> [Set task] Would you pull out every line of the material that contains the string "срок"?

____

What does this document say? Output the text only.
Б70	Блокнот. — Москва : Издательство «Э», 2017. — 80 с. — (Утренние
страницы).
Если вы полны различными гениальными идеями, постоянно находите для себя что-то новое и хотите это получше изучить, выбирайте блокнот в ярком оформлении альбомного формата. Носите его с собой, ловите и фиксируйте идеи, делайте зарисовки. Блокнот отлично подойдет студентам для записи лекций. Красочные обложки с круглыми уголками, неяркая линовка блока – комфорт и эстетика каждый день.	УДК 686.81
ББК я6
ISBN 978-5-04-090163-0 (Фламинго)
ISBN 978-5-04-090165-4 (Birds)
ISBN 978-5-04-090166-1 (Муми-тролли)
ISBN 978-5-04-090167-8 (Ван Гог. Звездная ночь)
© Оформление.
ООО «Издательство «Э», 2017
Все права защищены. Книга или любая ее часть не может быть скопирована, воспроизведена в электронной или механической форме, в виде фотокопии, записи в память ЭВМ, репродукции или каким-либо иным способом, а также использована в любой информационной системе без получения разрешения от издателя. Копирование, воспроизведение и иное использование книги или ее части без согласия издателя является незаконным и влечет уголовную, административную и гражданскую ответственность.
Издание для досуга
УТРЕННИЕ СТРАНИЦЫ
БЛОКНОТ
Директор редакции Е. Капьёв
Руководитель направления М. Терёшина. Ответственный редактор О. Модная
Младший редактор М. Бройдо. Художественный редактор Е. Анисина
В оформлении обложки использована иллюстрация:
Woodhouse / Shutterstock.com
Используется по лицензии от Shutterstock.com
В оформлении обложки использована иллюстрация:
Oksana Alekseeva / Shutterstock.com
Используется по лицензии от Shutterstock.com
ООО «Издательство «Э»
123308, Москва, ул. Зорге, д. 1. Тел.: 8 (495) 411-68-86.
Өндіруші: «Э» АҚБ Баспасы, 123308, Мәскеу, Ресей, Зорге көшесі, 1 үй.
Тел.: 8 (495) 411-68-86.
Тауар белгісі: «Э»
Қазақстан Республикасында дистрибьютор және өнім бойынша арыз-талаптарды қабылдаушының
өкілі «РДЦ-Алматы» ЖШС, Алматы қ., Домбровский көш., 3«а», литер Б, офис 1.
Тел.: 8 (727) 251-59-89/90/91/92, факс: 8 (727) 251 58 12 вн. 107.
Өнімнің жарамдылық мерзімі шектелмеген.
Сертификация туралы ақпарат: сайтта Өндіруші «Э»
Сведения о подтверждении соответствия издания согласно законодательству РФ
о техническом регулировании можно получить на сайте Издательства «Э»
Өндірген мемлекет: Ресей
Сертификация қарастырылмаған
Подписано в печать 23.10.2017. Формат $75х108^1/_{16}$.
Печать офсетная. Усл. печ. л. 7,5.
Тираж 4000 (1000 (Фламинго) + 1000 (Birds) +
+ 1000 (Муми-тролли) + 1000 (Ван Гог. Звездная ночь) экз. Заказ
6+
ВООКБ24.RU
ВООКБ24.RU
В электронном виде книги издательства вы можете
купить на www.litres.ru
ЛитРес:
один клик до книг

____

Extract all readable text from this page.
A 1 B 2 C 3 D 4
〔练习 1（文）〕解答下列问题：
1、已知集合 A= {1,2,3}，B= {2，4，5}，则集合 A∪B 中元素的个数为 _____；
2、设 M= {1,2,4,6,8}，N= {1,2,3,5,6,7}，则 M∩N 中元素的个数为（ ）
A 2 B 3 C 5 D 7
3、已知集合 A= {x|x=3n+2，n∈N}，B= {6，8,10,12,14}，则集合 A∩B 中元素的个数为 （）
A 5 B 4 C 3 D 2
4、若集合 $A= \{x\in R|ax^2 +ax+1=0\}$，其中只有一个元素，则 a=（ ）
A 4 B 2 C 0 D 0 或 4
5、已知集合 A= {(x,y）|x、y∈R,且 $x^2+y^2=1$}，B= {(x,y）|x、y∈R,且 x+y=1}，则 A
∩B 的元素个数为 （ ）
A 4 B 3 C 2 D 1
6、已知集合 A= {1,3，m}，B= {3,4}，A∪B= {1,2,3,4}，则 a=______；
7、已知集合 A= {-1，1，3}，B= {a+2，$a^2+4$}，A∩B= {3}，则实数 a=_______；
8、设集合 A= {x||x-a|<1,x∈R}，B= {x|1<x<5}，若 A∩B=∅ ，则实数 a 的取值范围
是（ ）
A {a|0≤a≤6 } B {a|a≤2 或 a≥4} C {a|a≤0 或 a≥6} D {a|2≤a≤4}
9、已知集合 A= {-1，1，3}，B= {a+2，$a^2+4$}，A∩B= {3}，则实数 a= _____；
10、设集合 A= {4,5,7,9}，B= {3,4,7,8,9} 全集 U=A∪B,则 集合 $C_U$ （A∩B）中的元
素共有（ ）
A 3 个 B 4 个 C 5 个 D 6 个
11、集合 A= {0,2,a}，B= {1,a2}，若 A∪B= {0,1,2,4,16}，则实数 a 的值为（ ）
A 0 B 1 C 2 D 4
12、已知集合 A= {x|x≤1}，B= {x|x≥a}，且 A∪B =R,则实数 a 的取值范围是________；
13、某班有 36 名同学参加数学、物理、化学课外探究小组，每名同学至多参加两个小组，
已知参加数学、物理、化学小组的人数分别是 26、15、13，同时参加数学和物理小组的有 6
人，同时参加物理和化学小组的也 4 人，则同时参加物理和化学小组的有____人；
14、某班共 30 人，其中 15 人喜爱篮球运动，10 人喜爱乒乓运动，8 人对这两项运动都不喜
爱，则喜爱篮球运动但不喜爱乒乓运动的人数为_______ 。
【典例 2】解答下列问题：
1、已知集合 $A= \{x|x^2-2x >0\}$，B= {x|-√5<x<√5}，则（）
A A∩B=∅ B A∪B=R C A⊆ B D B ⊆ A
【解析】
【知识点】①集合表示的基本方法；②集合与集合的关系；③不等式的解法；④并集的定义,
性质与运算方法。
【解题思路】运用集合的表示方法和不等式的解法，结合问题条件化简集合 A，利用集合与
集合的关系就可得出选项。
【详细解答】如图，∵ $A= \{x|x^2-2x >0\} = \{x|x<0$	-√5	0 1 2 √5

____

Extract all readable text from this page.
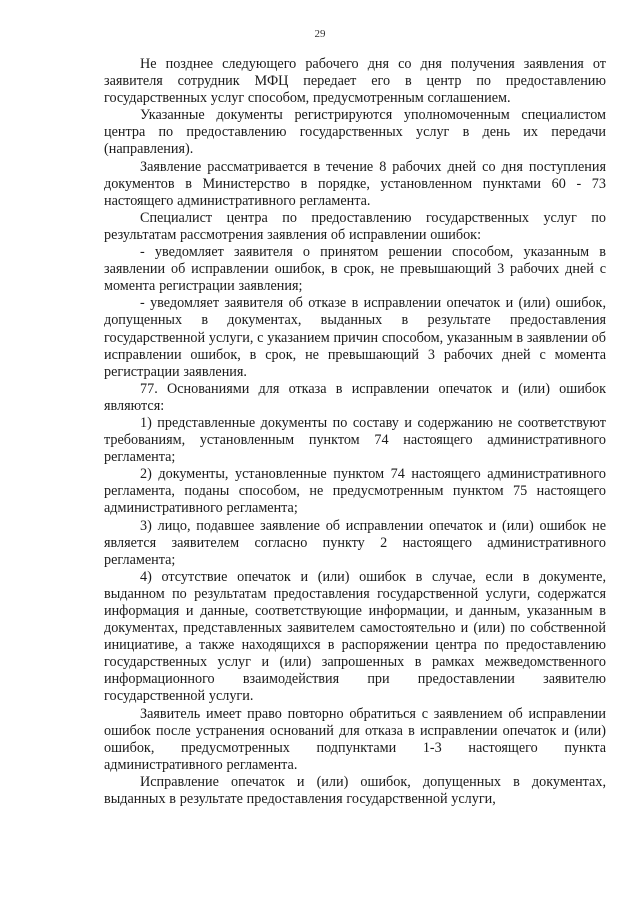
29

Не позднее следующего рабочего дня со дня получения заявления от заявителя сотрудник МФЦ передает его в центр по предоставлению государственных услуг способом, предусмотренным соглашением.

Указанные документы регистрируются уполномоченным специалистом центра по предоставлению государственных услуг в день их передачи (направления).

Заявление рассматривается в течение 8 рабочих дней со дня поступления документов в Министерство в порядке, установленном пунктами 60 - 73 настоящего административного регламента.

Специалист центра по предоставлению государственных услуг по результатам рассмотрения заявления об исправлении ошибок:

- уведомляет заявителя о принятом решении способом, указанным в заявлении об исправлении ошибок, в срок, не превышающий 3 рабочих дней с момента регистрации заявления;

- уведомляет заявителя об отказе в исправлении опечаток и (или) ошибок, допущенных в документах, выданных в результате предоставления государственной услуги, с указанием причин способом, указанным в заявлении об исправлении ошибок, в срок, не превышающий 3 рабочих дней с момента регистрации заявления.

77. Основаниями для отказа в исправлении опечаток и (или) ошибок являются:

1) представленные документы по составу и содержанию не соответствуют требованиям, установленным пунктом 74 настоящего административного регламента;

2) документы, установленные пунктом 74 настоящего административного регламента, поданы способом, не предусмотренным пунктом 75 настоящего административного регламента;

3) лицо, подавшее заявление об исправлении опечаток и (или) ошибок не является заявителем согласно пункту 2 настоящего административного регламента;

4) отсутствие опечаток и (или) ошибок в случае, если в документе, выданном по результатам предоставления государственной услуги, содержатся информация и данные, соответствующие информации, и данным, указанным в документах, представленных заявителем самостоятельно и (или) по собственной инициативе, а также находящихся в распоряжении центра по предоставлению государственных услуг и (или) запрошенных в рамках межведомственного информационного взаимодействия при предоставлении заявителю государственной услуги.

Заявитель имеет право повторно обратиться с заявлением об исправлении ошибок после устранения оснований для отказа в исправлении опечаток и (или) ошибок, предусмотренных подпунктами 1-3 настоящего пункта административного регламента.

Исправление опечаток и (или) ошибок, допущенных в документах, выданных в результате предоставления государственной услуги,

____

> [Answer below]
- уведомляет заявителя о принятом решении способом, указанным в заявлении об исправлении ошибок, в срок, не превышающий 3 рабочих дней с момента регистрации заявления;
- уведомляет заявителя об отказе в исправлении опечаток и (или) ошибок, допущенных в документах, выданных в результате предоставления государственной услуги, с указанием причин способом, указанным в заявлении об исправлении ошибок, в срок, не превышающий 3 рабочих дней с момента регистрации заявления.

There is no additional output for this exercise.